- _The task_
Count up the lines below in which the string "juice" appears. The reply should be that number alone.

- _Task input_
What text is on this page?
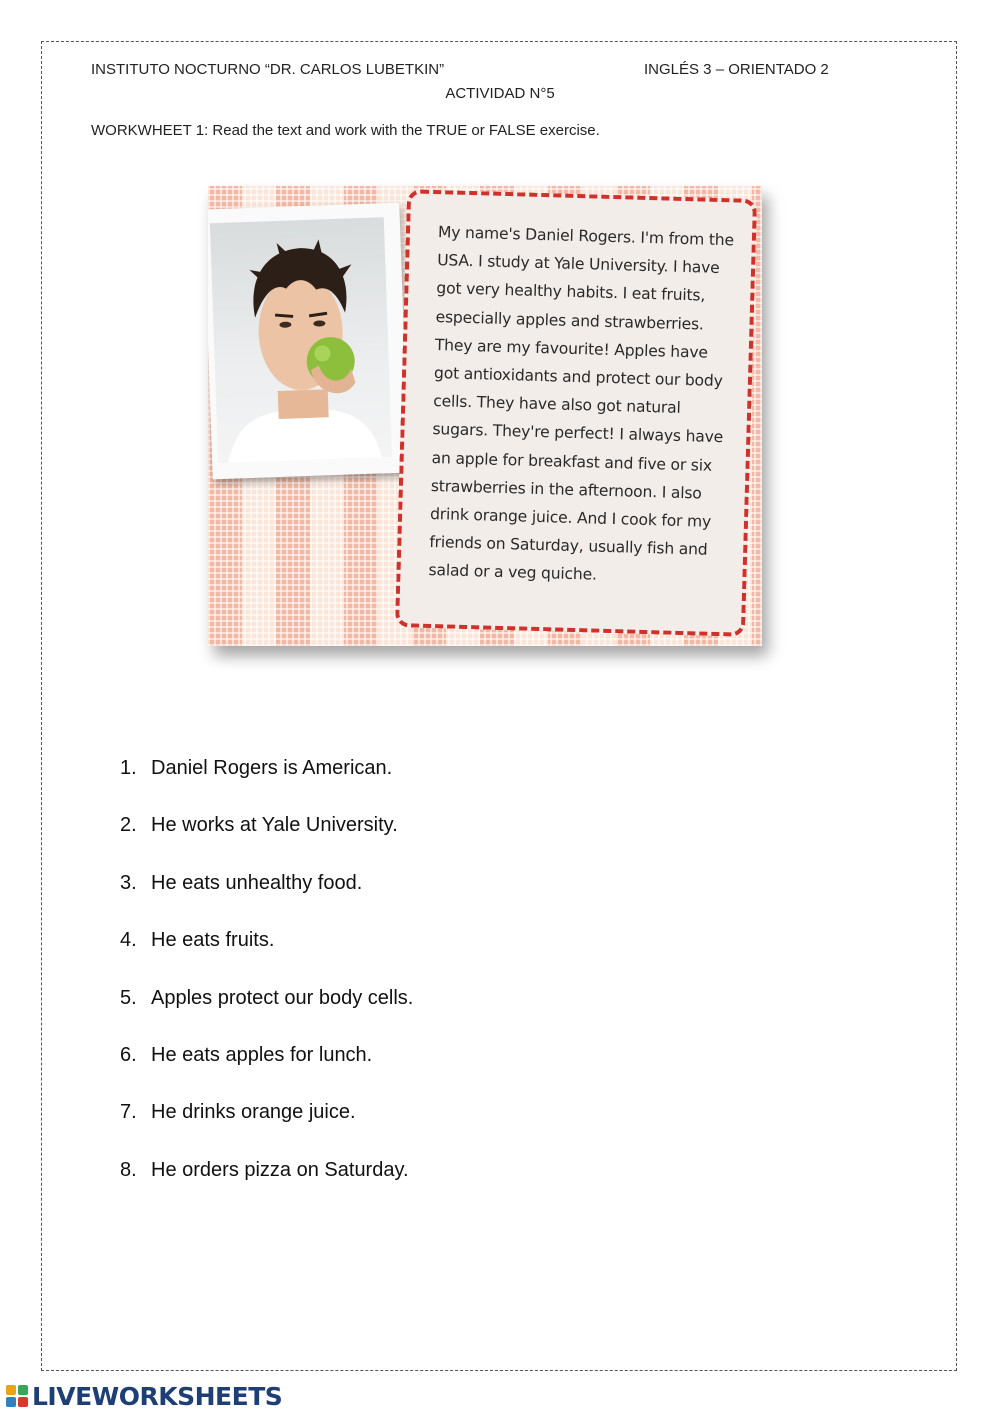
INSTITUTO NOCTURNO “DR. CARLOS LUBETKIN”	INGLÉS 3 – ORIENTADO 2
ACTIVIDAD N°5
WORKWHEET 1: Read the text and work with the TRUE or FALSE exercise.

My name's Daniel Rogers. I'm from the USA. I study at Yale University. I have got very healthy habits. I eat fruits, especially apples and strawberries. They are my favourite! Apples have got antioxidants and protect our body cells. They have also got natural sugars. They're perfect! I always have an apple for breakfast and five or six strawberries in the afternoon. I also drink orange juice. And I cook for my friends on Saturday, usually fish and salad or a veg quiche.

1. Daniel Rogers is American.
2. He works at Yale University.
3. He eats unhealthy food.
4. He eats fruits.
5. Apples protect our body cells.
6. He eats apples for lunch.
7. He drinks orange juice.
8. He orders pizza on Saturday.
LIVEWORKSHEETS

- _Solved exercise_
2